## begin

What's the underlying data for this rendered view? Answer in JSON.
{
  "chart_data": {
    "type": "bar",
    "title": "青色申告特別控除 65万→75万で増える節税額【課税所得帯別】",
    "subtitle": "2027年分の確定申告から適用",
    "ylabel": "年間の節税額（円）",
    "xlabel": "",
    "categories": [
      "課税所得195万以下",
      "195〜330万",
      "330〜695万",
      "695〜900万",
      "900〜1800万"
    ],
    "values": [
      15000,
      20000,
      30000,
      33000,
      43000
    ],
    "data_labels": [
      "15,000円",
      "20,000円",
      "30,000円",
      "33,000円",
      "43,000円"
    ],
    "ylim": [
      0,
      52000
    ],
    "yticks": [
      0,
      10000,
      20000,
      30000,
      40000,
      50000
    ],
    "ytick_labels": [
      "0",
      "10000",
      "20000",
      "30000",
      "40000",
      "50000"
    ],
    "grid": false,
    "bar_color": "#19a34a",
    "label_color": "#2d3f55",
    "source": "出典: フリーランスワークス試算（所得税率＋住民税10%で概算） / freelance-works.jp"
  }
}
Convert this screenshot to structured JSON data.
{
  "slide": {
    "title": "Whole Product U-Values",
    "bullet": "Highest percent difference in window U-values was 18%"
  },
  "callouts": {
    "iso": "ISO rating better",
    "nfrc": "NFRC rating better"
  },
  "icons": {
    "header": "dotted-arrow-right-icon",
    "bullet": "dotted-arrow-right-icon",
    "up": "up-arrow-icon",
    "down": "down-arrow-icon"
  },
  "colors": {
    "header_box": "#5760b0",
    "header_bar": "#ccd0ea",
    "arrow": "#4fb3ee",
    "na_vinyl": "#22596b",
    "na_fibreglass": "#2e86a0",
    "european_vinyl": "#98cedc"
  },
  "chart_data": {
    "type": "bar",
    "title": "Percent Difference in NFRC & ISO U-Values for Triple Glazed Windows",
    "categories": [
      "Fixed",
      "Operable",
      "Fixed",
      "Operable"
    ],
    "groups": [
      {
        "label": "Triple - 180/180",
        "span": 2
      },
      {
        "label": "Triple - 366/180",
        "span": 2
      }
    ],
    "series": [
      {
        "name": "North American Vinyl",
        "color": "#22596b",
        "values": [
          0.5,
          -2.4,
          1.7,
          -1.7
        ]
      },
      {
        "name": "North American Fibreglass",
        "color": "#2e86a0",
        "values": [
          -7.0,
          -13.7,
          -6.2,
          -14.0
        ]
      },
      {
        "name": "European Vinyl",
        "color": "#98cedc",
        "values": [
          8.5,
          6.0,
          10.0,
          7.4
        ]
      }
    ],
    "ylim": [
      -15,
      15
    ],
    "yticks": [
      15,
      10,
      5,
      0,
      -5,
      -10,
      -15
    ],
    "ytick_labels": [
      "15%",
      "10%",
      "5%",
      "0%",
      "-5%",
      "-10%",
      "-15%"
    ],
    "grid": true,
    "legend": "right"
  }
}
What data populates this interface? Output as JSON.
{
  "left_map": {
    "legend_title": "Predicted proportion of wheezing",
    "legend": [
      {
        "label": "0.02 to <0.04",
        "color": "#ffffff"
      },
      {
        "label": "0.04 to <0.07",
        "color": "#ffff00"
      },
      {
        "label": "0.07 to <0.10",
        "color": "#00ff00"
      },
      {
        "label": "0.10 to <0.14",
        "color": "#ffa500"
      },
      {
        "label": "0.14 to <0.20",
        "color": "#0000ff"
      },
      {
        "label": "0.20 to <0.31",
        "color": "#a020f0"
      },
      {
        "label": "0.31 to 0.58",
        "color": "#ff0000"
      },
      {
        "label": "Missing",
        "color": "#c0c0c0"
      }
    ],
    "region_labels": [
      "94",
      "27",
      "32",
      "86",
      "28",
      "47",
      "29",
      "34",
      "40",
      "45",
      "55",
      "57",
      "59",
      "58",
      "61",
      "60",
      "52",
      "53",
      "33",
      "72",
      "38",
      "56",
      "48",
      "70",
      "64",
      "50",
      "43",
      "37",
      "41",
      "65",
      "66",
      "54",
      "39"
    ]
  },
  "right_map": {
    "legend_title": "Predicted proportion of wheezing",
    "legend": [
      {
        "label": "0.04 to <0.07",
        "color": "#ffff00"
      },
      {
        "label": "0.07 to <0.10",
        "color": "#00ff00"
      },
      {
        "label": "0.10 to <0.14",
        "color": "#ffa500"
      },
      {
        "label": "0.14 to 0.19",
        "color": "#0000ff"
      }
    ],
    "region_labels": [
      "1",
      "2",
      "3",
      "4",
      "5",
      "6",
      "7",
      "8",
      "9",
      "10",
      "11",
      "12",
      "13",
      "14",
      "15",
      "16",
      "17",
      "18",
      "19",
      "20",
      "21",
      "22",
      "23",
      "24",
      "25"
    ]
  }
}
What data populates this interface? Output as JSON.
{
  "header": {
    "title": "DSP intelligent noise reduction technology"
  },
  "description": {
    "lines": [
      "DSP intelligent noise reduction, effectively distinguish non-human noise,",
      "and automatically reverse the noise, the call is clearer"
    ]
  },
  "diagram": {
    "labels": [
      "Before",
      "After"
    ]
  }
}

## end

◆ Direction
Could you transcribe the records in full, exactly?

◆ Solution for this task
What's the underlying data for this rendered view? Answer in JSON.
{
  "chart_data": {
    "type": "bar",
    "title": "青色申告特別控除 65万→75万で増える節税額【課税所得帯別】",
    "subtitle": "2027年分の確定申告から適用",
    "ylabel": "年間の節税額（円）",
    "xlabel": "",
    "categories": [
      "課税所得195万以下",
      "195〜330万",
      "330〜695万",
      "695〜900万",
      "900〜1800万"
    ],
    "values": [
      15000,
      20000,
      30000,
      33000,
      43000
    ],
    "data_labels": [
      "15,000円",
      "20,000円",
      "30,000円",
      "33,000円",
      "43,000円"
    ],
    "ylim": [
      0,
      52000
    ],
    "yticks": [
      0,
      10000,
      20000,
      30000,
      40000,
      50000
    ],
    "ytick_labels": [
      "0",
      "10000",
      "20000",
      "30000",
      "40000",
      "50000"
    ],
    "grid": false,
    "bar_color": "#19a34a",
    "label_color": "#2d3f55",
    "source": "出典: フリーランスワークス試算（所得税率＋住民税10%で概算） / freelance-works.jp"
  }
}
Convert this screenshot to structured JSON data.
{
  "slide": {
    "title": "Whole Product U-Values",
    "bullet": "Highest percent difference in window U-values was 18%"
  },
  "callouts": {
    "iso": "ISO rating better",
    "nfrc": "NFRC rating better"
  },
  "icons": {
    "header": "dotted-arrow-right-icon",
    "bullet": "dotted-arrow-right-icon",
    "up": "up-arrow-icon",
    "down": "down-arrow-icon"
  },
  "colors": {
    "header_box": "#5760b0",
    "header_bar": "#ccd0ea",
    "arrow": "#4fb3ee",
    "na_vinyl": "#22596b",
    "na_fibreglass": "#2e86a0",
    "european_vinyl": "#98cedc"
  },
  "chart_data": {
    "type": "bar",
    "title": "Percent Difference in NFRC & ISO U-Values for Triple Glazed Windows",
    "categories": [
      "Fixed",
      "Operable",
      "Fixed",
      "Operable"
    ],
    "groups": [
      {
        "label": "Triple - 180/180",
        "span": 2
      },
      {
        "label": "Triple - 366/180",
        "span": 2
      }
    ],
    "series": [
      {
        "name": "North American Vinyl",
        "color": "#22596b",
        "values": [
          0.5,
          -2.4,
          1.7,
          -1.7
        ]
      },
      {
        "name": "North American Fibreglass",
        "color": "#2e86a0",
        "values": [
          -7.0,
          -13.7,
          -6.2,
          -14.0
        ]
      },
      {
        "name": "European Vinyl",
        "color": "#98cedc",
        "values": [
          8.5,
          6.0,
          10.0,
          7.4
        ]
      }
    ],
    "ylim": [
      -15,
      15
    ],
    "yticks": [
      15,
      10,
      5,
      0,
      -5,
      -10,
      -15
    ],
    "ytick_labels": [
      "15%",
      "10%",
      "5%",
      "0%",
      "-5%",
      "-10%",
      "-15%"
    ],
    "grid": true,
    "legend": "right"
  }
}
What data populates this interface? Output as JSON.
{
  "left_map": {
    "legend_title": "Predicted proportion of wheezing",
    "legend": [
      {
        "label": "0.02 to <0.04",
        "color": "#ffffff"
      },
      {
        "label": "0.04 to <0.07",
        "color": "#ffff00"
      },
      {
        "label": "0.07 to <0.10",
        "color": "#00ff00"
      },
      {
        "label": "0.10 to <0.14",
        "color": "#ffa500"
      },
      {
        "label": "0.14 to <0.20",
        "color": "#0000ff"
      },
      {
        "label": "0.20 to <0.31",
        "color": "#a020f0"
      },
      {
        "label": "0.31 to 0.58",
        "color": "#ff0000"
      },
      {
        "label": "Missing",
        "color": "#c0c0c0"
      }
    ],
    "region_labels": [
      "94",
      "27",
      "32",
      "86",
      "28",
      "47",
      "29",
      "34",
      "40",
      "45",
      "55",
      "57",
      "59",
      "58",
      "61",
      "60",
      "52",
      "53",
      "33",
      "72",
      "38",
      "56",
      "48",
      "70",
      "64",
      "50",
      "43",
      "37",
      "41",
      "65",
      "66",
      "54",
      "39"
    ]
  },
  "right_map": {
    "legend_title": "Predicted proportion of wheezing",
    "legend": [
      {
        "label": "0.04 to <0.07",
        "color": "#ffff00"
      },
      {
        "label": "0.07 to <0.10",
        "color": "#00ff00"
      },
      {
        "label": "0.10 to <0.14",
        "color": "#ffa500"
      },
      {
        "label": "0.14 to 0.19",
        "color": "#0000ff"
      }
    ],
    "region_labels": [
      "1",
      "2",
      "3",
      "4",
      "5",
      "6",
      "7",
      "8",
      "9",
      "10",
      "11",
      "12",
      "13",
      "14",
      "15",
      "16",
      "17",
      "18",
      "19",
      "20",
      "21",
      "22",
      "23",
      "24",
      "25"
    ]
  }
}
What data populates this interface? Output as JSON.
{
  "header": {
    "title": "DSP intelligent noise reduction technology"
  },
  "description": {
    "lines": [
      "DSP intelligent noise reduction, effectively distinguish non-human noise,",
      "and automatically reverse the noise, the call is clearer"
    ]
  },
  "diagram": {
    "labels": [
      "Before",
      "After"
    ]
  }
}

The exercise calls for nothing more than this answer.